What the exercise asks:
Can you retype every record below exactly as written?

Dataset excerpts:
## start

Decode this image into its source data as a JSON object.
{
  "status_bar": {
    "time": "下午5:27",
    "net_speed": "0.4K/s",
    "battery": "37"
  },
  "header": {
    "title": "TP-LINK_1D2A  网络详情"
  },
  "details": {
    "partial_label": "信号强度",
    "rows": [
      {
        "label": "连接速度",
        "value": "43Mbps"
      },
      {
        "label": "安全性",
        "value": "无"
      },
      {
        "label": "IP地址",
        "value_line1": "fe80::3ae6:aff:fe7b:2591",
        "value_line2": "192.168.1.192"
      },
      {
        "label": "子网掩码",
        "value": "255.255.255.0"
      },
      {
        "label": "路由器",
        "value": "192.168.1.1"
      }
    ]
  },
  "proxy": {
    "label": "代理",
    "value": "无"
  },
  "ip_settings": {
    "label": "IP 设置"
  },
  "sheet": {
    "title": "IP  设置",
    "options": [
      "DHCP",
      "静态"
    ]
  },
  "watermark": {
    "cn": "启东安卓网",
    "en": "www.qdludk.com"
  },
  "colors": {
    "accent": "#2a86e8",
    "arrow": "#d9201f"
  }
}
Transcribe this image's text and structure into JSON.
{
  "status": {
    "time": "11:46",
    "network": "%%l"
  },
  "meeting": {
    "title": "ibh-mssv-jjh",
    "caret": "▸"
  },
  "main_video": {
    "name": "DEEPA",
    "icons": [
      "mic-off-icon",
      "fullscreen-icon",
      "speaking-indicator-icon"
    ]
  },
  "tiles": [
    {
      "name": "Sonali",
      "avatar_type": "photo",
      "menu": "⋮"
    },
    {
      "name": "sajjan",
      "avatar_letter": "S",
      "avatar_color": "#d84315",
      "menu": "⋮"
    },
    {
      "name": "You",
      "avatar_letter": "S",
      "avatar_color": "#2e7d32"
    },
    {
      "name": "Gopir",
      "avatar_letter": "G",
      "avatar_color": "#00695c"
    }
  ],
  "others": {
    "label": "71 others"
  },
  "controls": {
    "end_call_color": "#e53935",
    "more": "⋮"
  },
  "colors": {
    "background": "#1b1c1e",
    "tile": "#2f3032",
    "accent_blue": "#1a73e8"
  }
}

## end

The completed task:
Decode this image into its source data as a JSON object.
{
  "status_bar": {
    "time": "下午5:27",
    "net_speed": "0.4K/s",
    "battery": "37"
  },
  "header": {
    "title": "TP-LINK_1D2A  网络详情"
  },
  "details": {
    "partial_label": "信号强度",
    "rows": [
      {
        "label": "连接速度",
        "value": "43Mbps"
      },
      {
        "label": "安全性",
        "value": "无"
      },
      {
        "label": "IP地址",
        "value_line1": "fe80::3ae6:aff:fe7b:2591",
        "value_line2": "192.168.1.192"
      },
      {
        "label": "子网掩码",
        "value": "255.255.255.0"
      },
      {
        "label": "路由器",
        "value": "192.168.1.1"
      }
    ]
  },
  "proxy": {
    "label": "代理",
    "value": "无"
  },
  "ip_settings": {
    "label": "IP 设置"
  },
  "sheet": {
    "title": "IP  设置",
    "options": [
      "DHCP",
      "静态"
    ]
  },
  "watermark": {
    "cn": "启东安卓网",
    "en": "www.qdludk.com"
  },
  "colors": {
    "accent": "#2a86e8",
    "arrow": "#d9201f"
  }
}
Transcribe this image's text and structure into JSON.
{
  "status": {
    "time": "11:46",
    "network": "%%l"
  },
  "meeting": {
    "title": "ibh-mssv-jjh",
    "caret": "▸"
  },
  "main_video": {
    "name": "DEEPA",
    "icons": [
      "mic-off-icon",
      "fullscreen-icon",
      "speaking-indicator-icon"
    ]
  },
  "tiles": [
    {
      "name": "Sonali",
      "avatar_type": "photo",
      "menu": "⋮"
    },
    {
      "name": "sajjan",
      "avatar_letter": "S",
      "avatar_color": "#d84315",
      "menu": "⋮"
    },
    {
      "name": "You",
      "avatar_letter": "S",
      "avatar_color": "#2e7d32"
    },
    {
      "name": "Gopir",
      "avatar_letter": "G",
      "avatar_color": "#00695c"
    }
  ],
  "others": {
    "label": "71 others"
  },
  "controls": {
    "end_call_color": "#e53935",
    "more": "⋮"
  },
  "colors": {
    "background": "#1b1c1e",
    "tile": "#2f3032",
    "accent_blue": "#1a73e8"
  }
}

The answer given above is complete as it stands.